Task details >> Could you transcribe every record below exactly as written, leaving out any pictures?

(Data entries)
>>>

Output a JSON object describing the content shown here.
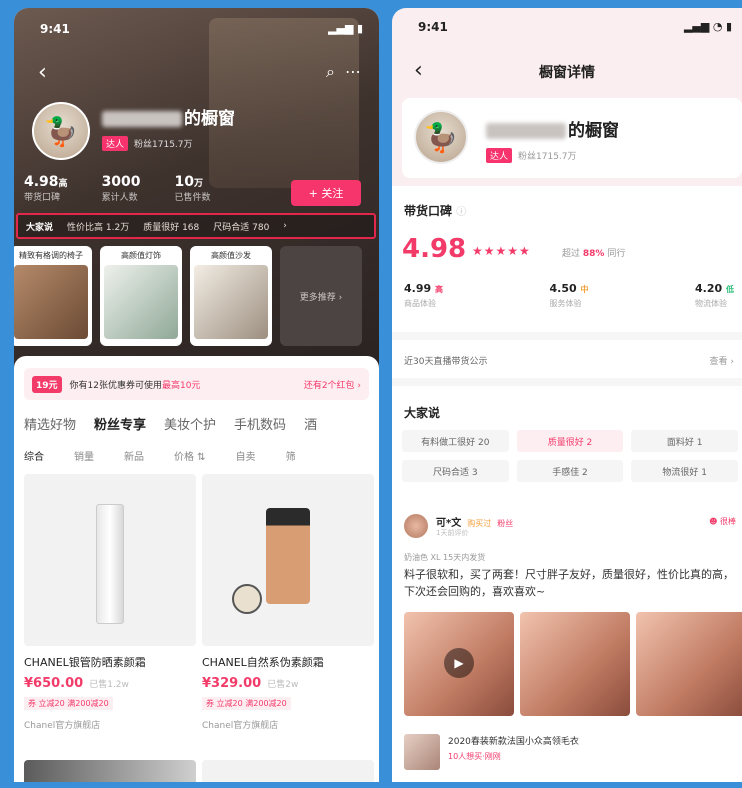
{
  "left": {
    "status_time": "9:41",
    "status_right": "▂▄▆ ▮",
    "shop": {
      "name_suffix": "的橱窗",
      "tag": "达人",
      "fans": "粉丝1715.7万"
    },
    "stats": [
      {
        "value": "4.98",
        "unit": "高",
        "label": "带货口碑"
      },
      {
        "value": "3000",
        "unit": "",
        "label": "累计人数"
      },
      {
        "value": "10",
        "unit": "万",
        "label": "已售件数"
      }
    ],
    "follow_label": "+ 关注",
    "ratings_bar": [
      "大家说",
      "性价比高 1.2万",
      "质量很好 168",
      "尺码合适 780",
      "›"
    ],
    "cards": [
      {
        "title": "精致有格调的椅子"
      },
      {
        "title": "高颜值灯饰"
      },
      {
        "title": "高颜值沙发"
      },
      {
        "title": "更多推荐 ›"
      }
    ],
    "coupon": {
      "badge": "19元",
      "text": "你有12张优惠券可使用",
      "highlight": "最高10元",
      "link": "还有2个红包 ›"
    },
    "tabs": [
      "精选好物",
      "粉丝专享",
      "美妆个护",
      "手机数码",
      "酒"
    ],
    "filters": [
      "综合",
      "销量",
      "新品",
      "价格 ⇅",
      "自卖",
      "筛"
    ],
    "products": [
      {
        "name": "CHANEL银管防晒素颜霜",
        "price": "¥650.00",
        "sold": "已售1.2w",
        "promo": "券 立减20  满200减20",
        "shop": "Chanel官方旗舰店"
      },
      {
        "name": "CHANEL自然系伪素颜霜",
        "price": "¥329.00",
        "sold": "已售2w",
        "promo": "券 立减20  满200减20",
        "shop": "Chanel官方旗舰店"
      }
    ]
  },
  "right": {
    "status_time": "9:41",
    "status_right": "▂▄▆ ◔ ▮",
    "title": "橱窗详情",
    "shop": {
      "name_suffix": "的橱窗",
      "tag": "达人",
      "fans": "粉丝1715.7万"
    },
    "reputation": {
      "heading": "带货口碑",
      "score": "4.98",
      "stars": "★★★★★",
      "beat_prefix": "超过",
      "beat_pct": "88%",
      "beat_suffix": "同行",
      "subs": [
        {
          "value": "4.99",
          "arrow": "高",
          "label": "商品体验",
          "color": "#f33b6a"
        },
        {
          "value": "4.50",
          "arrow": "中",
          "label": "服务体验",
          "color": "#f3a03b"
        },
        {
          "value": "4.20",
          "arrow": "低",
          "label": "物流体验",
          "color": "#2bbf7a"
        }
      ]
    },
    "public_notice": {
      "text": "近30天直播带货公示",
      "link": "查看 ›"
    },
    "everyone": {
      "heading": "大家说",
      "chips": [
        "有料做工很好 20",
        "质量很好 2",
        "面料好 1",
        "尺码合适 3",
        "手感佳 2",
        "物流很好 1"
      ]
    },
    "review": {
      "name": "可*文",
      "tag1": "购买过",
      "tag2": "粉丝",
      "date": "1天前评价",
      "badge": "很棒",
      "spec": "奶油色 XL 15天内发货",
      "text": "料子很软和，买了两套！尺寸胖子友好，质量很好，性价比真的高，下次还会回购的，喜欢喜欢~"
    },
    "live": {
      "title": "2020春装新款法国小众高领毛衣",
      "sub": "10人想买·刚刚"
    }
  }
}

<<<

Answer >>
Output a JSON object describing the content shown here.
{
  "left": {
    "status_time": "9:41",
    "status_right": "▂▄▆ ▮",
    "shop": {
      "name_suffix": "的橱窗",
      "tag": "达人",
      "fans": "粉丝1715.7万"
    },
    "stats": [
      {
        "value": "4.98",
        "unit": "高",
        "label": "带货口碑"
      },
      {
        "value": "3000",
        "unit": "",
        "label": "累计人数"
      },
      {
        "value": "10",
        "unit": "万",
        "label": "已售件数"
      }
    ],
    "follow_label": "+ 关注",
    "ratings_bar": [
      "大家说",
      "性价比高 1.2万",
      "质量很好 168",
      "尺码合适 780",
      "›"
    ],
    "cards": [
      {
        "title": "精致有格调的椅子"
      },
      {
        "title": "高颜值灯饰"
      },
      {
        "title": "高颜值沙发"
      },
      {
        "title": "更多推荐 ›"
      }
    ],
    "coupon": {
      "badge": "19元",
      "text": "你有12张优惠券可使用",
      "highlight": "最高10元",
      "link": "还有2个红包 ›"
    },
    "tabs": [
      "精选好物",
      "粉丝专享",
      "美妆个护",
      "手机数码",
      "酒"
    ],
    "filters": [
      "综合",
      "销量",
      "新品",
      "价格 ⇅",
      "自卖",
      "筛"
    ],
    "products": [
      {
        "name": "CHANEL银管防晒素颜霜",
        "price": "¥650.00",
        "sold": "已售1.2w",
        "promo": "券 立减20  满200减20",
        "shop": "Chanel官方旗舰店"
      },
      {
        "name": "CHANEL自然系伪素颜霜",
        "price": "¥329.00",
        "sold": "已售2w",
        "promo": "券 立减20  满200减20",
        "shop": "Chanel官方旗舰店"
      }
    ]
  },
  "right": {
    "status_time": "9:41",
    "status_right": "▂▄▆ ◔ ▮",
    "title": "橱窗详情",
    "shop": {
      "name_suffix": "的橱窗",
      "tag": "达人",
      "fans": "粉丝1715.7万"
    },
    "reputation": {
      "heading": "带货口碑",
      "score": "4.98",
      "stars": "★★★★★",
      "beat_prefix": "超过",
      "beat_pct": "88%",
      "beat_suffix": "同行",
      "subs": [
        {
          "value": "4.99",
          "arrow": "高",
          "label": "商品体验",
          "color": "#f33b6a"
        },
        {
          "value": "4.50",
          "arrow": "中",
          "label": "服务体验",
          "color": "#f3a03b"
        },
        {
          "value": "4.20",
          "arrow": "低",
          "label": "物流体验",
          "color": "#2bbf7a"
        }
      ]
    },
    "public_notice": {
      "text": "近30天直播带货公示",
      "link": "查看 ›"
    },
    "everyone": {
      "heading": "大家说",
      "chips": [
        "有料做工很好 20",
        "质量很好 2",
        "面料好 1",
        "尺码合适 3",
        "手感佳 2",
        "物流很好 1"
      ]
    },
    "review": {
      "name": "可*文",
      "tag1": "购买过",
      "tag2": "粉丝",
      "date": "1天前评价",
      "badge": "很棒",
      "spec": "奶油色 XL 15天内发货",
      "text": "料子很软和，买了两套！尺寸胖子友好，质量很好，性价比真的高，下次还会回购的，喜欢喜欢~"
    },
    "live": {
      "title": "2020春装新款法国小众高领毛衣",
      "sub": "10人想买·刚刚"
    }
  }
}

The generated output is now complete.